Return each line of the material verbatim.

## Supplied data
:::
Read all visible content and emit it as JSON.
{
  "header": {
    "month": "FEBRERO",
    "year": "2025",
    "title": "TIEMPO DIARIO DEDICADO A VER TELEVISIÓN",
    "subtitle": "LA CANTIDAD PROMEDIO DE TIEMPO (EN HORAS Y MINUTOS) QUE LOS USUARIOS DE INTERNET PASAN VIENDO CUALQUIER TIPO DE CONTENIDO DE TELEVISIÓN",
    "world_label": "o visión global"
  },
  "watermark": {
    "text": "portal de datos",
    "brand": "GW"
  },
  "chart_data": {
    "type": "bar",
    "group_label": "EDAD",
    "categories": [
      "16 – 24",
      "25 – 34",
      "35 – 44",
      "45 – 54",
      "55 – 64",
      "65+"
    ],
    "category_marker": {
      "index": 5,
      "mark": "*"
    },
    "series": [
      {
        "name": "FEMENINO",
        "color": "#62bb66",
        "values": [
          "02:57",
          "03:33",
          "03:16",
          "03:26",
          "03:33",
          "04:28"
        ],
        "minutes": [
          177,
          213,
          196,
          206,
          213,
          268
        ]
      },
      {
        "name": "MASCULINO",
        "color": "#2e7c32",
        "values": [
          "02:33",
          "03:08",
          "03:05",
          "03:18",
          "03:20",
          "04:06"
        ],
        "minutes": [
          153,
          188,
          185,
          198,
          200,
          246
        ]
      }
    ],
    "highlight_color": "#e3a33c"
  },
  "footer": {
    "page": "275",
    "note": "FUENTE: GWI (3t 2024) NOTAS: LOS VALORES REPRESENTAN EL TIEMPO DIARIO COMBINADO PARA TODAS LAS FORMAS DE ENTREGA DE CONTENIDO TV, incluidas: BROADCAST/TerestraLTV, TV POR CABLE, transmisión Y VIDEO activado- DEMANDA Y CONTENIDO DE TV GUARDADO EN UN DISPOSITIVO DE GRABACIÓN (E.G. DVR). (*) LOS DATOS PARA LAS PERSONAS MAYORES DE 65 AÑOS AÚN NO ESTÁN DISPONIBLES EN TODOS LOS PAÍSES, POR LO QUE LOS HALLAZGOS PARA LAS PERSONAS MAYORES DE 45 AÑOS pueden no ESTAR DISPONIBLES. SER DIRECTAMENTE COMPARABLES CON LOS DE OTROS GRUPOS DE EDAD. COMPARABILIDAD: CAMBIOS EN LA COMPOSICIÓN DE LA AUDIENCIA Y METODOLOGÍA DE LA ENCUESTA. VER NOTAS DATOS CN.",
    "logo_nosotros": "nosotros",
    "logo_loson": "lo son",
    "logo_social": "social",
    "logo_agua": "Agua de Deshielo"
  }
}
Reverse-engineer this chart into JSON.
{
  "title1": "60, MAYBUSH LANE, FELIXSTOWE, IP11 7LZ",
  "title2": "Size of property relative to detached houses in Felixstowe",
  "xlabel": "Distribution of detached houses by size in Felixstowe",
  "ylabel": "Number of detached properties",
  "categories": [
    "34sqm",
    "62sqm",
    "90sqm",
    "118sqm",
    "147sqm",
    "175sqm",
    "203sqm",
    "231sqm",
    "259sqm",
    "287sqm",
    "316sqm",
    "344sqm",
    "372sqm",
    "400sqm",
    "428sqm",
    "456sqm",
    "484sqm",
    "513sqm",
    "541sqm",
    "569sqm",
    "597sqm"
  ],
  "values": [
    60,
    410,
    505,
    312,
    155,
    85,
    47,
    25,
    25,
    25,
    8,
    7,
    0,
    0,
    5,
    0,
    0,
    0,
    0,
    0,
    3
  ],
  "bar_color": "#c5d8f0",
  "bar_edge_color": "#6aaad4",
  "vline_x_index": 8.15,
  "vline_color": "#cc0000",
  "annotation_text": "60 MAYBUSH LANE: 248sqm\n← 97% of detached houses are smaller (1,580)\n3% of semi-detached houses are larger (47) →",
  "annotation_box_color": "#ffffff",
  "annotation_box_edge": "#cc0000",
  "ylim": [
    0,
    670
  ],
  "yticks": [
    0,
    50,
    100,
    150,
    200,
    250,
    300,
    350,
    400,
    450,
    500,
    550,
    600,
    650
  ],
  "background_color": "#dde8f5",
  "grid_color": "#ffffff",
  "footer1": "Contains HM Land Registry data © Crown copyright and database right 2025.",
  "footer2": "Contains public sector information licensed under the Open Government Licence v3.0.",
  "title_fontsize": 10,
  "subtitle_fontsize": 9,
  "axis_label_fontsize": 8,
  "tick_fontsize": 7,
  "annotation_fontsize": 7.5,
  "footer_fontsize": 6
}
:::
## Answer below
Read all visible content and emit it as JSON.
{
  "header": {
    "month": "FEBRERO",
    "year": "2025",
    "title": "TIEMPO DIARIO DEDICADO A VER TELEVISIÓN",
    "subtitle": "LA CANTIDAD PROMEDIO DE TIEMPO (EN HORAS Y MINUTOS) QUE LOS USUARIOS DE INTERNET PASAN VIENDO CUALQUIER TIPO DE CONTENIDO DE TELEVISIÓN",
    "world_label": "o visión global"
  },
  "watermark": {
    "text": "portal de datos",
    "brand": "GW"
  },
  "chart_data": {
    "type": "bar",
    "group_label": "EDAD",
    "categories": [
      "16 – 24",
      "25 – 34",
      "35 – 44",
      "45 – 54",
      "55 – 64",
      "65+"
    ],
    "category_marker": {
      "index": 5,
      "mark": "*"
    },
    "series": [
      {
        "name": "FEMENINO",
        "color": "#62bb66",
        "values": [
          "02:57",
          "03:33",
          "03:16",
          "03:26",
          "03:33",
          "04:28"
        ],
        "minutes": [
          177,
          213,
          196,
          206,
          213,
          268
        ]
      },
      {
        "name": "MASCULINO",
        "color": "#2e7c32",
        "values": [
          "02:33",
          "03:08",
          "03:05",
          "03:18",
          "03:20",
          "04:06"
        ],
        "minutes": [
          153,
          188,
          185,
          198,
          200,
          246
        ]
      }
    ],
    "highlight_color": "#e3a33c"
  },
  "footer": {
    "page": "275",
    "note": "FUENTE: GWI (3t 2024) NOTAS: LOS VALORES REPRESENTAN EL TIEMPO DIARIO COMBINADO PARA TODAS LAS FORMAS DE ENTREGA DE CONTENIDO TV, incluidas: BROADCAST/TerestraLTV, TV POR CABLE, transmisión Y VIDEO activado- DEMANDA Y CONTENIDO DE TV GUARDADO EN UN DISPOSITIVO DE GRABACIÓN (E.G. DVR). (*) LOS DATOS PARA LAS PERSONAS MAYORES DE 65 AÑOS AÚN NO ESTÁN DISPONIBLES EN TODOS LOS PAÍSES, POR LO QUE LOS HALLAZGOS PARA LAS PERSONAS MAYORES DE 45 AÑOS pueden no ESTAR DISPONIBLES. SER DIRECTAMENTE COMPARABLES CON LOS DE OTROS GRUPOS DE EDAD. COMPARABILIDAD: CAMBIOS EN LA COMPOSICIÓN DE LA AUDIENCIA Y METODOLOGÍA DE LA ENCUESTA. VER NOTAS DATOS CN.",
    "logo_nosotros": "nosotros",
    "logo_loson": "lo son",
    "logo_social": "social",
    "logo_agua": "Agua de Deshielo"
  }
}
Reverse-engineer this chart into JSON.
{
  "title1": "60, MAYBUSH LANE, FELIXSTOWE, IP11 7LZ",
  "title2": "Size of property relative to detached houses in Felixstowe",
  "xlabel": "Distribution of detached houses by size in Felixstowe",
  "ylabel": "Number of detached properties",
  "categories": [
    "34sqm",
    "62sqm",
    "90sqm",
    "118sqm",
    "147sqm",
    "175sqm",
    "203sqm",
    "231sqm",
    "259sqm",
    "287sqm",
    "316sqm",
    "344sqm",
    "372sqm",
    "400sqm",
    "428sqm",
    "456sqm",
    "484sqm",
    "513sqm",
    "541sqm",
    "569sqm",
    "597sqm"
  ],
  "values": [
    60,
    410,
    505,
    312,
    155,
    85,
    47,
    25,
    25,
    25,
    8,
    7,
    0,
    0,
    5,
    0,
    0,
    0,
    0,
    0,
    3
  ],
  "bar_color": "#c5d8f0",
  "bar_edge_color": "#6aaad4",
  "vline_x_index": 8.15,
  "vline_color": "#cc0000",
  "annotation_text": "60 MAYBUSH LANE: 248sqm\n← 97% of detached houses are smaller (1,580)\n3% of semi-detached houses are larger (47) →",
  "annotation_box_color": "#ffffff",
  "annotation_box_edge": "#cc0000",
  "ylim": [
    0,
    670
  ],
  "yticks": [
    0,
    50,
    100,
    150,
    200,
    250,
    300,
    350,
    400,
    450,
    500,
    550,
    600,
    650
  ],
  "background_color": "#dde8f5",
  "grid_color": "#ffffff",
  "footer1": "Contains HM Land Registry data © Crown copyright and database right 2025.",
  "footer2": "Contains public sector information licensed under the Open Government Licence v3.0.",
  "title_fontsize": 10,
  "subtitle_fontsize": 9,
  "axis_label_fontsize": 8,
  "tick_fontsize": 7,
  "annotation_fontsize": 7.5,
  "footer_fontsize": 6
}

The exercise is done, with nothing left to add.